Give only a count of the lines that include the string "true".

======== Record set

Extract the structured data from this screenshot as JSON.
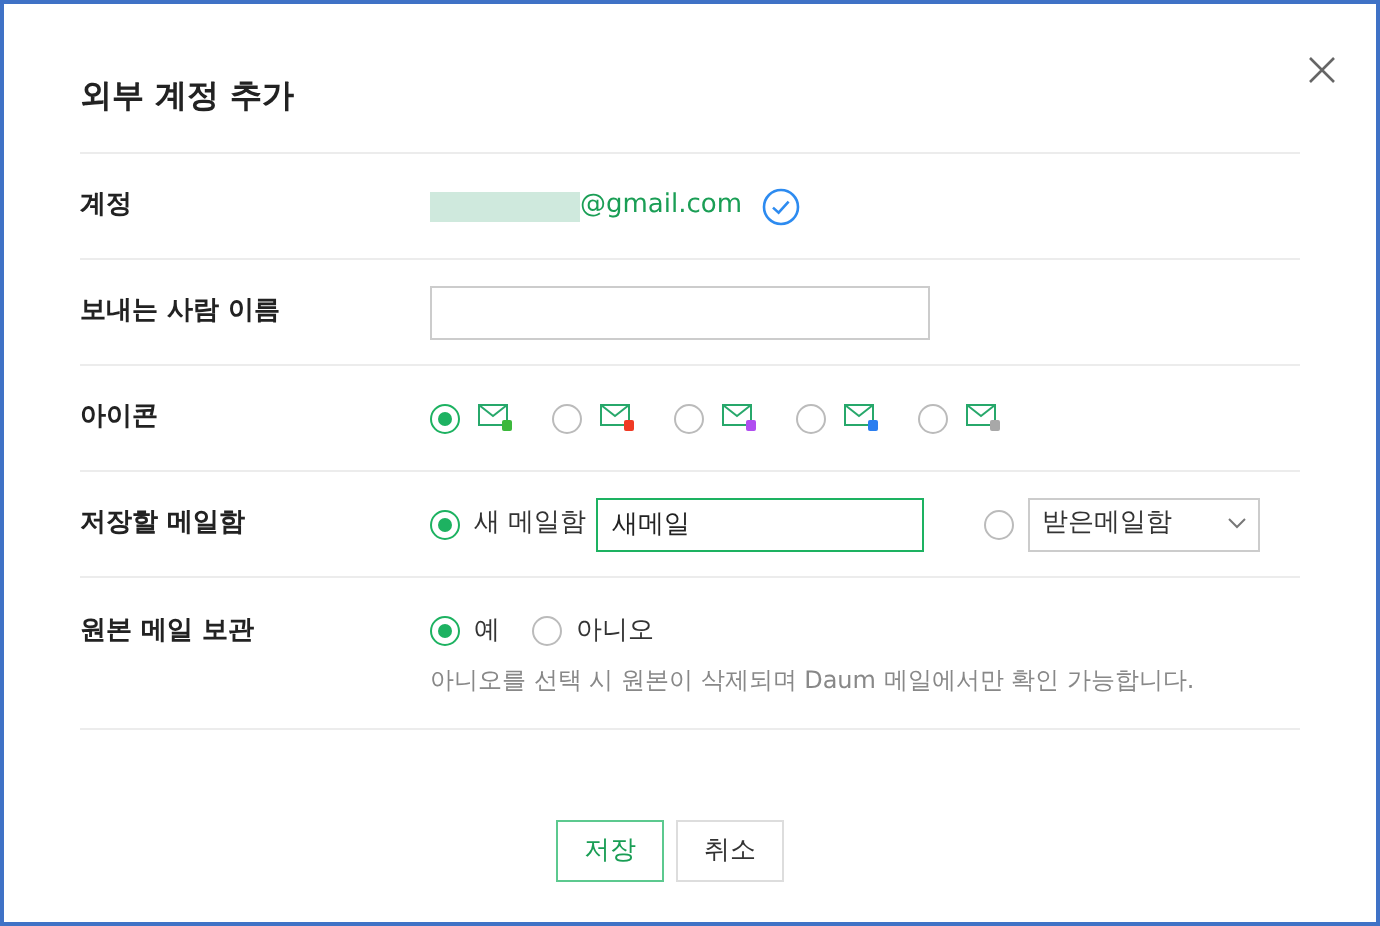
{
  "dialog": {
    "title": "외부 계정 추가"
  },
  "fields": [
    {
      "kind": "account",
      "label": "계정",
      "value": "@gmail.com",
      "verified": true
    },
    {
      "kind": "text",
      "label": "보내는 사람 이름"
    },
    {
      "kind": "icons",
      "label": "아이콘",
      "options": [
        {
          "color": "#3cb83c",
          "selected": true
        },
        {
          "color": "#f03a24",
          "selected": false
        },
        {
          "color": "#b04ef0",
          "selected": false
        },
        {
          "color": "#2a7ef0",
          "selected": false
        },
        {
          "color": "#a8a8a8",
          "selected": false
        }
      ]
    },
    {
      "kind": "folder",
      "label": "저장할 메일함",
      "new_option": {
        "label": "새 메일함",
        "selected": true,
        "value": "새메일"
      },
      "existing_option": {
        "selected": false,
        "value": "받은메일함"
      }
    },
    {
      "kind": "keep",
      "label": "원본 메일 보관",
      "options": [
        {
          "label": "예",
          "selected": true
        },
        {
          "label": "아니오",
          "selected": false
        }
      ],
      "note": "아니오를 선택 시 원본이 삭제되며 Daum 메일에서만 확인 가능합니다."
    }
  ],
  "buttons": [
    {
      "label": "저장",
      "primary": true
    },
    {
      "label": "취소",
      "primary": false
    }
  ]
}
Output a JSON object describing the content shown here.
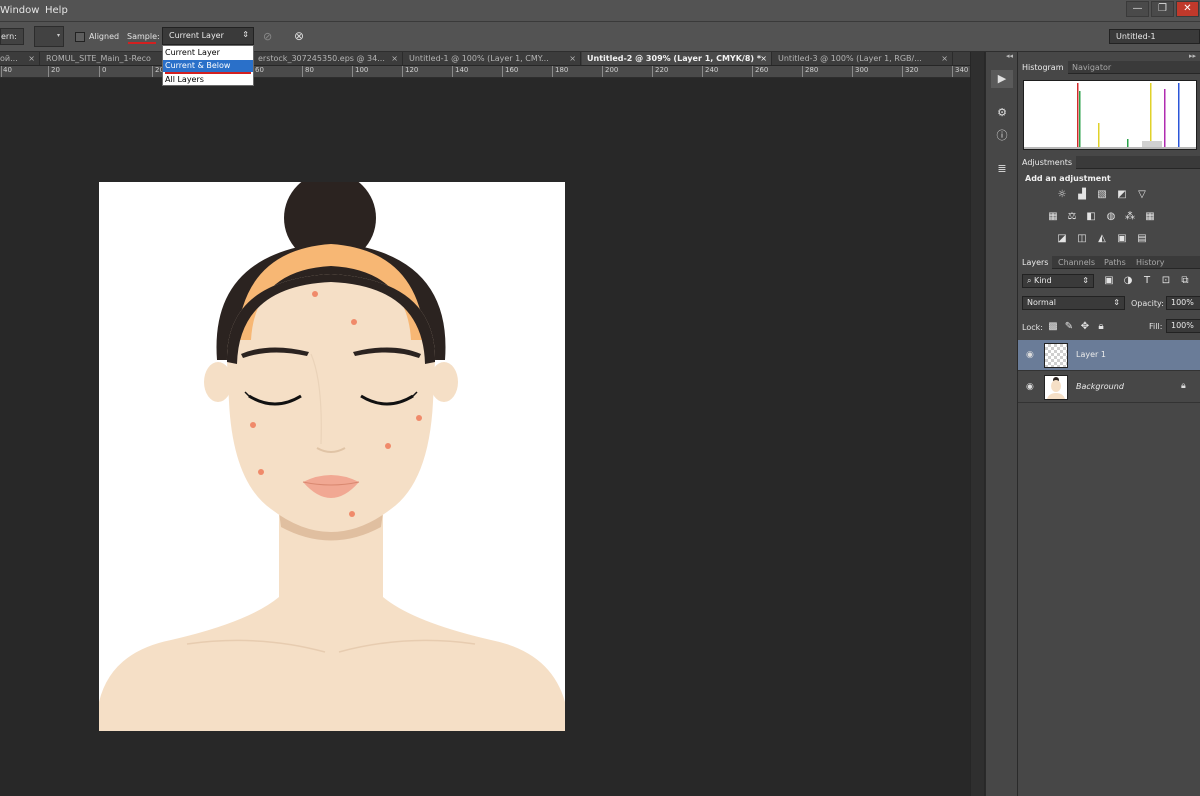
{
  "menubar": {
    "items": [
      "Window",
      "Help"
    ],
    "window_controls": [
      "—",
      "❐",
      "✕"
    ]
  },
  "options": {
    "pattern_label": "ern:",
    "aligned_label": "Aligned",
    "sample_label": "Sample:",
    "sample_value": "Current Layer",
    "sample_options": [
      "Current Layer",
      "Current & Below",
      "All Layers"
    ],
    "workspace_value": "Untitled-1"
  },
  "tabs": [
    {
      "label": "ой...",
      "close": "×"
    },
    {
      "label": "ROMUL_SITE_Main_1-Reco",
      "close": "×"
    },
    {
      "label": "erstock_307245350.eps @ 34...",
      "close": "×"
    },
    {
      "label": "Untitled-1 @ 100% (Layer 1, CMY...",
      "close": "×"
    },
    {
      "label": "Untitled-2 @ 309% (Layer 1, CMYK/8) *",
      "close": "×"
    },
    {
      "label": "Untitled-3 @ 100% (Layer 1, RGB/...",
      "close": "×"
    }
  ],
  "ruler": [
    "40",
    "20",
    "0",
    "20",
    "60",
    "80",
    "100",
    "120",
    "140",
    "160",
    "180",
    "200",
    "220",
    "240",
    "260",
    "280",
    "300",
    "320",
    "340"
  ],
  "panels": {
    "histogram_tab": "Histogram",
    "navigator_tab": "Navigator",
    "adjustments_tab": "Adjustments",
    "add_adjustment": "Add an adjustment",
    "layers_tab": "Layers",
    "channels_tab": "Channels",
    "paths_tab": "Paths",
    "history_tab": "History",
    "kind_filter": "Kind",
    "blend_mode": "Normal",
    "opacity_label": "Opacity:",
    "opacity_value": "100%",
    "lock_label": "Lock:",
    "fill_label": "Fill:",
    "fill_value": "100%"
  },
  "layers": [
    {
      "name": "Layer 1",
      "selected": true
    },
    {
      "name": "Background",
      "locked": true
    }
  ],
  "colors": {
    "skin": "#f5dfc6",
    "hair": "#2b2320",
    "headband": "#f7b774",
    "acne": "#f08a6a",
    "lips": "#f1a893",
    "selection": "#2a70c9",
    "layer_selected": "#6a7c98"
  }
}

================

◆ **Exercise solution**: 7